■ Work to do
Without the pictures, return all of the material exactly as written.
---
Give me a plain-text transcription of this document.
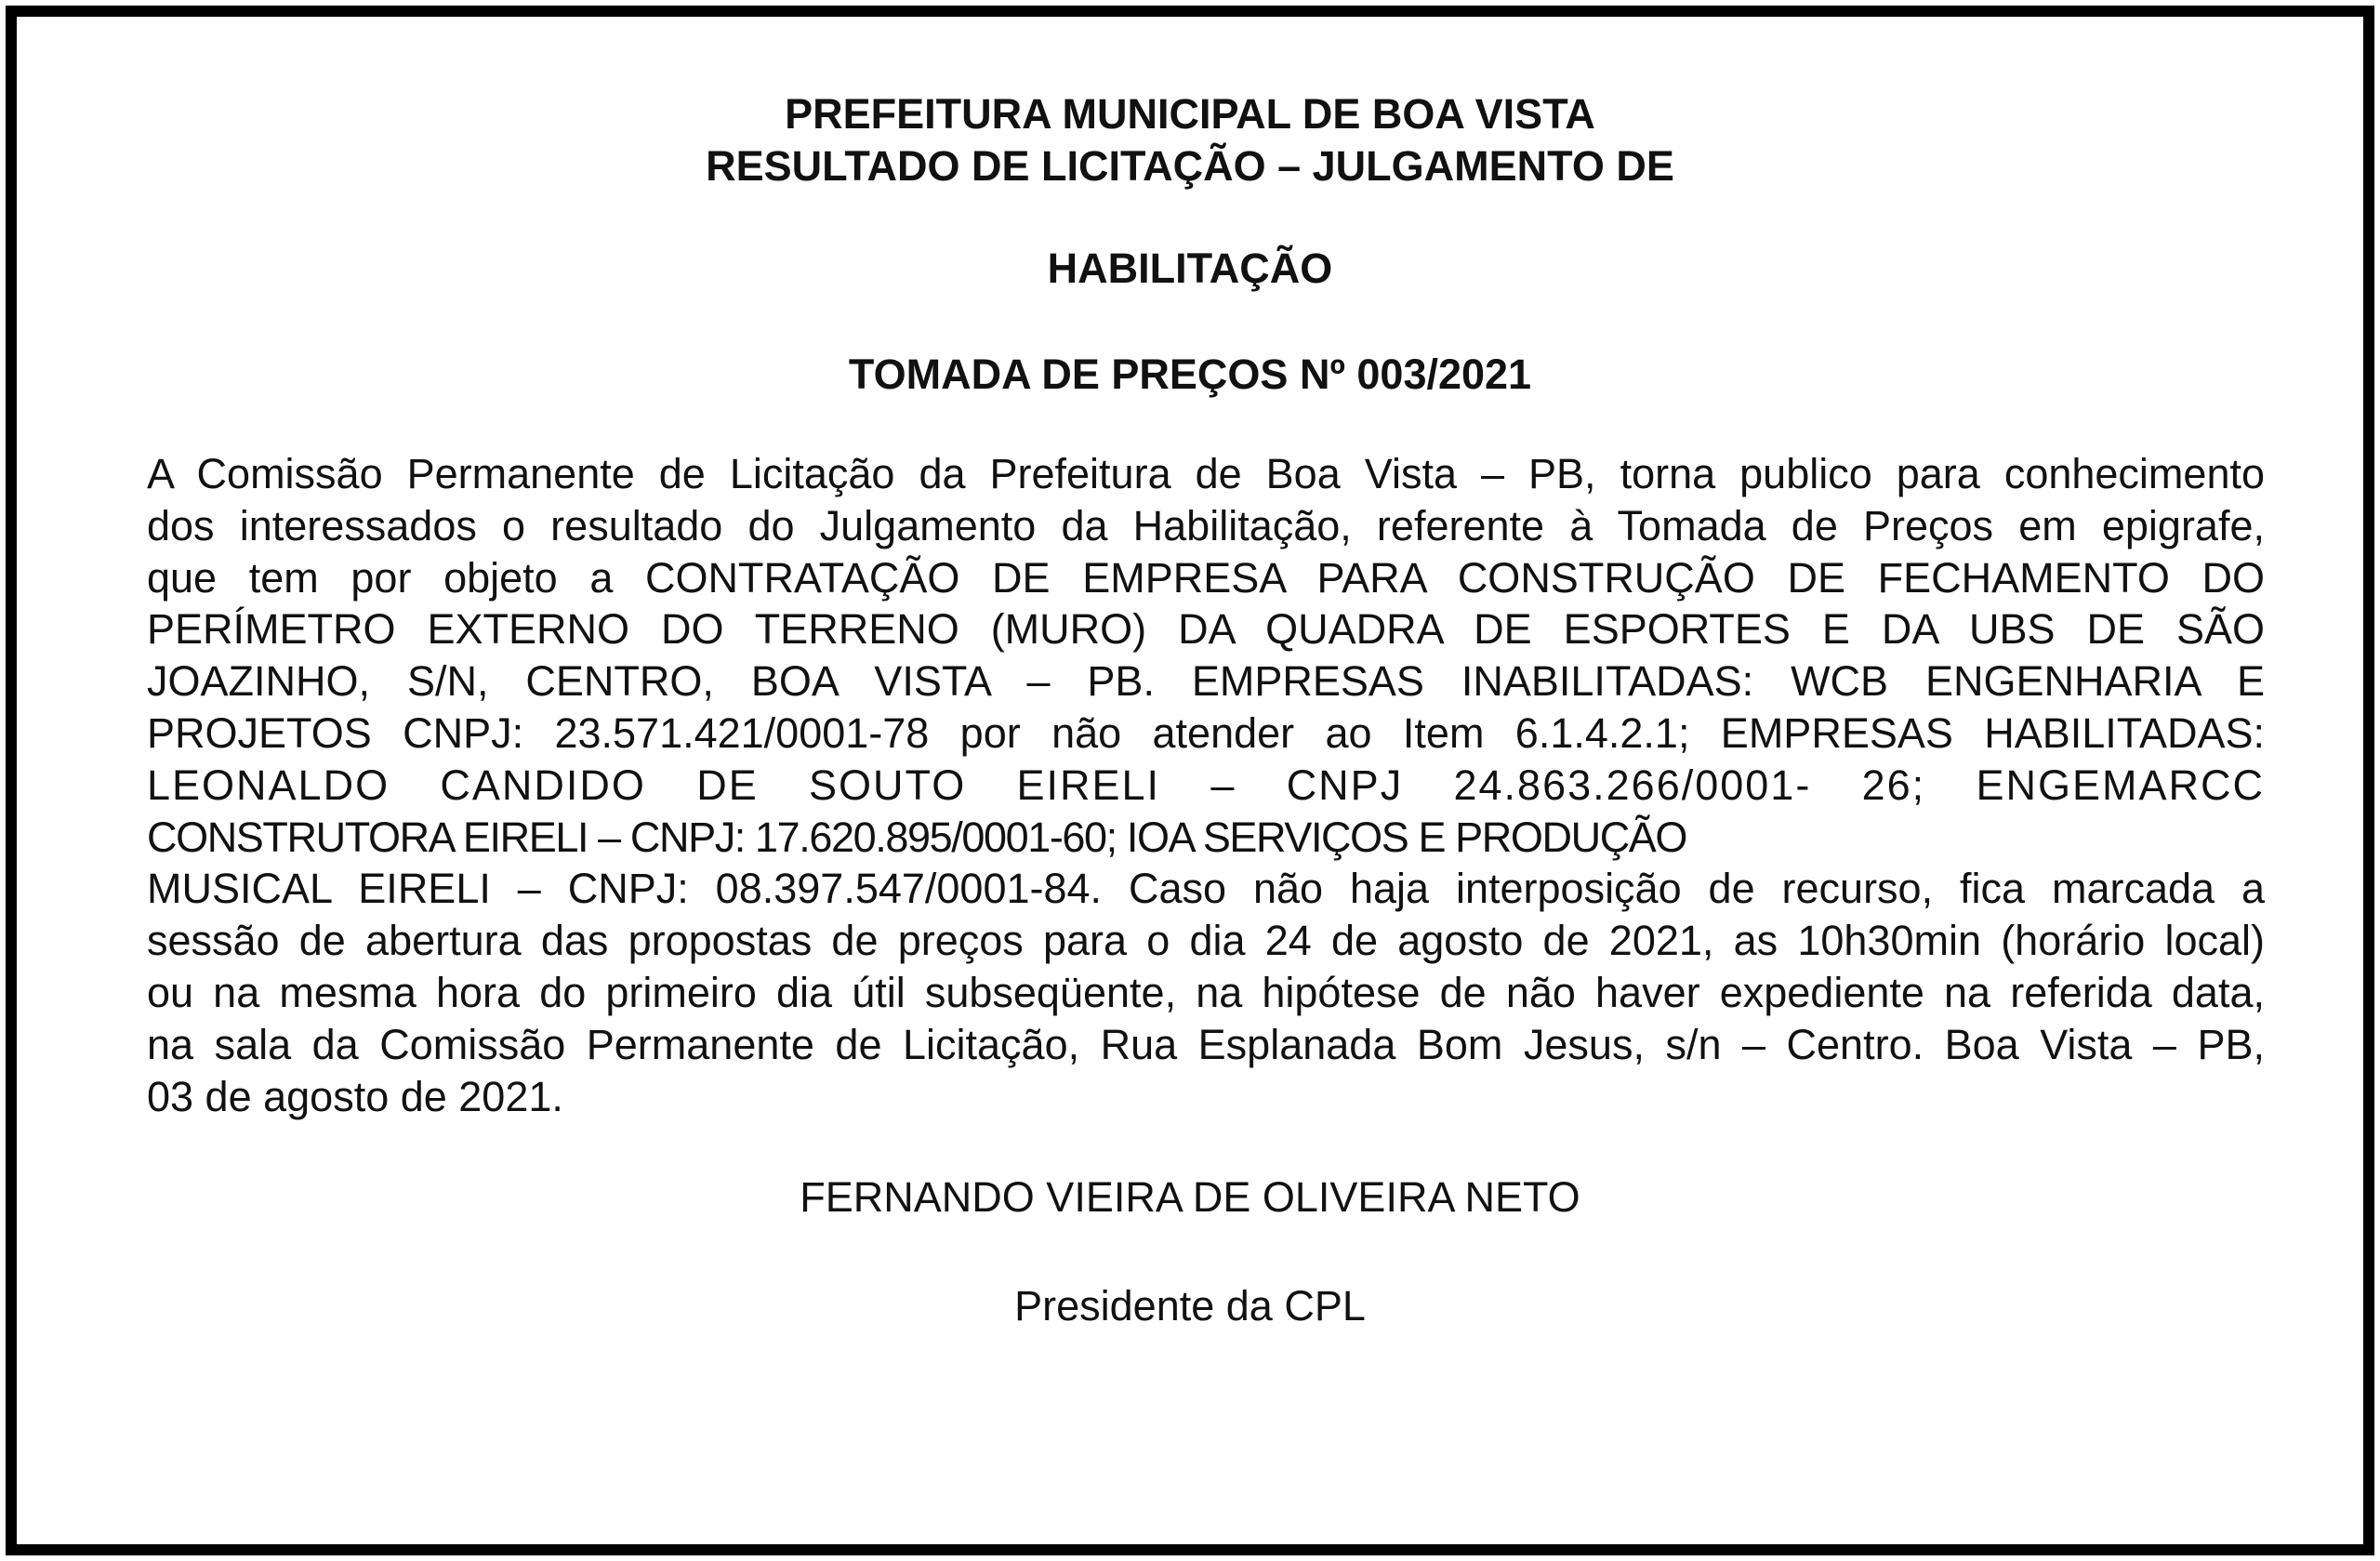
PREFEITURA MUNICIPAL DE BOA VISTA
RESULTADO DE LICITAÇÃO – JULGAMENTO DE
HABILITAÇÃO
TOMADA DE PREÇOS Nº 003/2021
A Comissão Permanente de Licitação da Prefeitura de Boa Vista – PB, torna publico para conhecimento
dos interessados o resultado do Julgamento da Habilitação, referente à Tomada de Preços em epigrafe,
que tem por objeto a CONTRATAÇÃO DE EMPRESA PARA CONSTRUÇÃO DE FECHAMENTO DO
PERÍMETRO EXTERNO DO TERRENO (MURO) DA QUADRA DE ESPORTES E DA UBS DE SÃO
JOAZINHO, S/N, CENTRO, BOA VISTA – PB. EMPRESAS INABILITADAS: WCB ENGENHARIA E
PROJETOS CNPJ: 23.571.421/0001-78 por não atender ao Item 6.1.4.2.1; EMPRESAS HABILITADAS:
LEONALDO CANDIDO DE SOUTO EIRELI – CNPJ 24.863.266/0001- 26; ENGEMARCC
CONSTRUTORA EIRELI – CNPJ: 17.620.895/0001-60; IOA SERVIÇOS E PRODUÇÃO
MUSICAL EIRELI – CNPJ: 08.397.547/0001-84. Caso não haja interposição de recurso, fica marcada a
sessão de abertura das propostas de preços para o dia 24 de agosto de 2021, as 10h30min (horário local)
ou na mesma hora do primeiro dia útil subseqüente, na hipótese de não haver expediente na referida data,
na sala da Comissão Permanente de Licitação, Rua Esplanada Bom Jesus, s/n – Centro. Boa Vista – PB,
03 de agosto de 2021.
FERNANDO VIEIRA DE OLIVEIRA NETO
Presidente da CPL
---
■ Answer for this exercise
Give me a plain-text transcription of this document.
PREFEITURA MUNICIPAL DE BOA VISTA
RESULTADO DE LICITAÇÃO – JULGAMENTO DE
HABILITAÇÃO
TOMADA DE PREÇOS Nº 003/2021
A Comissão Permanente de Licitação da Prefeitura de Boa Vista – PB, torna publico para conhecimento
dos interessados o resultado do Julgamento da Habilitação, referente à Tomada de Preços em epigrafe,
que tem por objeto a CONTRATAÇÃO DE EMPRESA PARA CONSTRUÇÃO DE FECHAMENTO DO
PERÍMETRO EXTERNO DO TERRENO (MURO) DA QUADRA DE ESPORTES E DA UBS DE SÃO
JOAZINHO, S/N, CENTRO, BOA VISTA – PB. EMPRESAS INABILITADAS: WCB ENGENHARIA E
PROJETOS CNPJ: 23.571.421/0001-78 por não atender ao Item 6.1.4.2.1; EMPRESAS HABILITADAS:
LEONALDO CANDIDO DE SOUTO EIRELI – CNPJ 24.863.266/0001- 26; ENGEMARCC
CONSTRUTORA EIRELI – CNPJ: 17.620.895/0001-60; IOA SERVIÇOS E PRODUÇÃO
MUSICAL EIRELI – CNPJ: 08.397.547/0001-84. Caso não haja interposição de recurso, fica marcada a
sessão de abertura das propostas de preços para o dia 24 de agosto de 2021, as 10h30min (horário local)
ou na mesma hora do primeiro dia útil subseqüente, na hipótese de não haver expediente na referida data,
na sala da Comissão Permanente de Licitação, Rua Esplanada Bom Jesus, s/n – Centro. Boa Vista – PB,
03 de agosto de 2021.
FERNANDO VIEIRA DE OLIVEIRA NETO
Presidente da CPL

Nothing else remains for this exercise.